* **TASKS FOR THIS EXERCISE**
1) Answer each question from the elastic sizing article below, one answer per line, marked (a), (b), (c).
(a) In which ONTAP release was elastic sizing introduced?
(b) What command disables elastic sizing in the node-level flexgroup options?
(c) How much space does ONTAP borrow from a constituent volume each time, and within what limits?
2) List every section heading that comes after "Answer" in the elastic sizing article below.
3) Write out the passage of the elastic sizing article below between "FlexGroup volumes will" and "guidance to do so.", inclusive.
--- PAGE TEXT ---
Skip to main content
NetApp Knowledgebase

Elastic Sizing with FlexGroup Volumes

Views:
163
Visibility:
Public
Votes:
0
Category:
ontap-9
Specialty:
core
Last Updated:

Applies to

  • ONTAP 9
  • FlexGroup

Answer

What is elastic sizing?

This article describes what elastic sizing is and how it works with FlexGroup volumes, as well as what impact it can have on workloads.

Elastic sizing (introduced in ONTAP 9.6) is a way for ONTAP to better manage space allocation in a FlexGroup volume, with the goal of preventing "out of space" errors in constituent volumes from causing write failures to files. Elastic sizing is different from autogrow/autoshrink in that the goal is not to increase the overall capacity footprint of the volume. Instead, elastic sizing keeps the total volume size intact and will leverage free space across constituent volumes inside the FlexGroup to borrow/trade space to accommodate writes.

Elastic sizing is not intended to eliminate the need to manage capacity in the FlexGroup - steps should still be taken to ensure there is adequate free space in the volume and across constituents and should not be considered a replacement for space management.

FlexGroup volumes will still perform ingest load balance as usual, so imbalances across the volume should be addressed without need for manual intervention.

For more detailed information on what elastic sizing is, or to provide a public reference to customers curious about this functionality, see TR-4571.
 

Enabling/Disabling

Elastic sizing is enabled by default and there is no cluster shell command available to disable it. However, it can be disabled in the node-level flexgroup options using "node run nodename flexgroup set elastic-sizing=false".

This is not recommended unless engineering has given guidance to do so.

How it works

Elastic sizing will kick in only if a file write has reached a point where ONTAP is about to issue an "out of space" error to the client performing the write. Before that message gets sent, ONTAP will make a last-ditch effort to find some available space in the FlexGroup by borrowing 1% of the total capacity of a constituent volume in the FlexGroup - between 10MB and a default maximum of 10GB.

 

1098127_1.png

These values are adjustable via the node-level "flexgroup set' commands but should not be modified without guidance from engineering.

When a file write is about to fail, ONTAP scans the constituent volumes for available space and will reduce the size of one of those constituent volumes and add that amount of space to the constituent volume that is about to run out of space.

Impact of elastic sizing

This process is not free - performance will take a hit when this happens as the write pauses to find space. This will show up as latency spikes in the workload. The impact will vary based on the amount of space needed to complete the write, as well as the number of times ONTAP has to search for space. For example, since we only take 1% of space from a constituent volume at a time and the amount could be as low as 10MB, then a file that needs 1GB to finish a write will need to pause around ~100 times to give the proper amount of free space. Conversely, if 1% of the constituent volume is 10GB, then the write would only need to pause once to complete.
--- EXTRACTED DATA ---
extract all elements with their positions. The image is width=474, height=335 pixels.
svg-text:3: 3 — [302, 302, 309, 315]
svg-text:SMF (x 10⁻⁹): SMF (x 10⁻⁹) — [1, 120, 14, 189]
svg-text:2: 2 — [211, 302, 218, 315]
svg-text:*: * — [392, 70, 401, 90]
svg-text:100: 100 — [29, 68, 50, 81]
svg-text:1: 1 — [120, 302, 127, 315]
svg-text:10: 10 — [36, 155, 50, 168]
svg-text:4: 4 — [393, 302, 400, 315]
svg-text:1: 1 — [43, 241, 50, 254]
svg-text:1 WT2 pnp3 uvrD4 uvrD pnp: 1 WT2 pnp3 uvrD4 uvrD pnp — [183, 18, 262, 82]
---
* **PER-TASK OUTPUTS**
1)
(a) ONTAP 9.6
(b) node run nodename flexgroup set elastic-sizing=false
(c) 1% of the total capacity of a constituent volume, between 10MB and a default maximum of 10GB

2)
What is elastic sizing?
Enabling/Disabling
How it works
Impact of elastic sizing

3)
FlexGroup volumes will still perform ingest load balance as usual, so imbalances across the volume should be addressed without need for manual intervention.

For more detailed information on what elastic sizing is, or to provide a public reference to customers curious about this functionality, see TR-4571.
 

Enabling/Disabling

Elastic sizing is enabled by default and there is no cluster shell command available to disable it. However, it can be disabled in the node-level flexgroup options using "node run nodename flexgroup set elastic-sizing=false".

This is not recommended unless engineering has given guidance to do so.